* Start Provided records *

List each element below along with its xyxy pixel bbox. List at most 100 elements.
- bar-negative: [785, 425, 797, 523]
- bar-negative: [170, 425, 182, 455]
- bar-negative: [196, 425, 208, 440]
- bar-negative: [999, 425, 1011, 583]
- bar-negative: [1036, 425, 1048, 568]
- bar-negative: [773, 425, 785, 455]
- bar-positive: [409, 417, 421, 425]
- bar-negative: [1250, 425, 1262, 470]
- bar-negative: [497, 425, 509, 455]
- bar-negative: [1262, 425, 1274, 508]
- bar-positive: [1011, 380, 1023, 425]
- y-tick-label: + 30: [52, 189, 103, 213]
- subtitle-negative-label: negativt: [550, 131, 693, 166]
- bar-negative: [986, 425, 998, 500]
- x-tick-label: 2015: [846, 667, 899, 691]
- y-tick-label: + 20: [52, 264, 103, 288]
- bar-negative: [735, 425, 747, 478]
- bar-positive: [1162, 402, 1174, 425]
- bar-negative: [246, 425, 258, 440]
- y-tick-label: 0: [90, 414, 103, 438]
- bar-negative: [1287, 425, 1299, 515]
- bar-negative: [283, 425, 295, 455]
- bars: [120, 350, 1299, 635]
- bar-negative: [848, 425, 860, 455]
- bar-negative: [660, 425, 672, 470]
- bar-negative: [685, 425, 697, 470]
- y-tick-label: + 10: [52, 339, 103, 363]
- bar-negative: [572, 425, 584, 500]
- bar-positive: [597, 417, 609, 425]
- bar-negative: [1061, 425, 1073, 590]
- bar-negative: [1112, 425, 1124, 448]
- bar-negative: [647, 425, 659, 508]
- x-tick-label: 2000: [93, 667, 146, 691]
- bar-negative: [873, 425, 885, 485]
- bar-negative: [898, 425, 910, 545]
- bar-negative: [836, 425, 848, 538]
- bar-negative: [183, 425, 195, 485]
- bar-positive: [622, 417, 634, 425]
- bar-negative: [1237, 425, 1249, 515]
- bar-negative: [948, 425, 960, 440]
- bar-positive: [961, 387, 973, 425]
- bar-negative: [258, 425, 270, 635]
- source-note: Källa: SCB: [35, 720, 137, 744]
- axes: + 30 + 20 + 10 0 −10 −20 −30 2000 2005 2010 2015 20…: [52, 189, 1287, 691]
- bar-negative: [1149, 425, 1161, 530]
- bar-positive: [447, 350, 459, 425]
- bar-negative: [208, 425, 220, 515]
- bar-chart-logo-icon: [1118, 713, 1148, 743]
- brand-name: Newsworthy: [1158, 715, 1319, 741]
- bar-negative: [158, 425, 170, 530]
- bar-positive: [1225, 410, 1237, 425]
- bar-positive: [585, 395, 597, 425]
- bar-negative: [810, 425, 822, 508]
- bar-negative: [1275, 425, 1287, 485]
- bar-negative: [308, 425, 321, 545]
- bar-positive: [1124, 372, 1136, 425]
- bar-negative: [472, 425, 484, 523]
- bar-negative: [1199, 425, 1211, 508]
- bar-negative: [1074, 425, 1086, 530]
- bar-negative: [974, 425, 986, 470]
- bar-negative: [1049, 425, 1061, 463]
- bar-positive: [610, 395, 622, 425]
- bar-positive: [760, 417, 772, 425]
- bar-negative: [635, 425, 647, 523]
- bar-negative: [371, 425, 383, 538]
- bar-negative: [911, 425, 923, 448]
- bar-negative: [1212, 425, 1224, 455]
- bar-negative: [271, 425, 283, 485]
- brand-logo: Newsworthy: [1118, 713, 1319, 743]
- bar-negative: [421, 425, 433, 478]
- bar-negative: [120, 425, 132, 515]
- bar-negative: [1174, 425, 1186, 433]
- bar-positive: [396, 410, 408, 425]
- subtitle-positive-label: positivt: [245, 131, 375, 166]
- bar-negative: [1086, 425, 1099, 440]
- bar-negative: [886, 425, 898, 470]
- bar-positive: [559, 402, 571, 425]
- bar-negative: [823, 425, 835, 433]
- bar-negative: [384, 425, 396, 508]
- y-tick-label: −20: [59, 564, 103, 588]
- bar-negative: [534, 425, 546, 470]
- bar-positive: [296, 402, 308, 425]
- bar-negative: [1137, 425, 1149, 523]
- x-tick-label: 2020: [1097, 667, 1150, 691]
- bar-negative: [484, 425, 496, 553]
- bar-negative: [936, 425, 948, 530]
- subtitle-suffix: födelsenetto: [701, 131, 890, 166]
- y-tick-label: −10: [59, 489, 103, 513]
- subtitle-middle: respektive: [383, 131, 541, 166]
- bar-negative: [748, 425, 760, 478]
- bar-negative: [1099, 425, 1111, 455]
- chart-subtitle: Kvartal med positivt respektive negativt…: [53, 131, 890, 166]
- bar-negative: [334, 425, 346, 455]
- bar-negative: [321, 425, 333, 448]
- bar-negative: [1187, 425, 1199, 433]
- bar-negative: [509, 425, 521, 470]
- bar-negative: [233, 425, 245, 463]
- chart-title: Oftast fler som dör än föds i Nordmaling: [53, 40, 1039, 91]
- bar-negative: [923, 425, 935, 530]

* End Provided records *

Work to do:
Reproduce the material above word for word, from its first line through the line containing "- bar-positive: [1162, 402, 1174, 425]", both included.

Solved exercise:
List each element below along with its xyxy pixel bbox. List at most 100 elements.
- bar-negative: [785, 425, 797, 523]
- bar-negative: [170, 425, 182, 455]
- bar-negative: [196, 425, 208, 440]
- bar-negative: [999, 425, 1011, 583]
- bar-negative: [1036, 425, 1048, 568]
- bar-negative: [773, 425, 785, 455]
- bar-positive: [409, 417, 421, 425]
- bar-negative: [1250, 425, 1262, 470]
- bar-negative: [497, 425, 509, 455]
- bar-negative: [1262, 425, 1274, 508]
- bar-positive: [1011, 380, 1023, 425]
- y-tick-label: + 30: [52, 189, 103, 213]
- subtitle-negative-label: negativt: [550, 131, 693, 166]
- bar-negative: [986, 425, 998, 500]
- x-tick-label: 2015: [846, 667, 899, 691]
- y-tick-label: + 20: [52, 264, 103, 288]
- bar-negative: [735, 425, 747, 478]
- bar-positive: [1162, 402, 1174, 425]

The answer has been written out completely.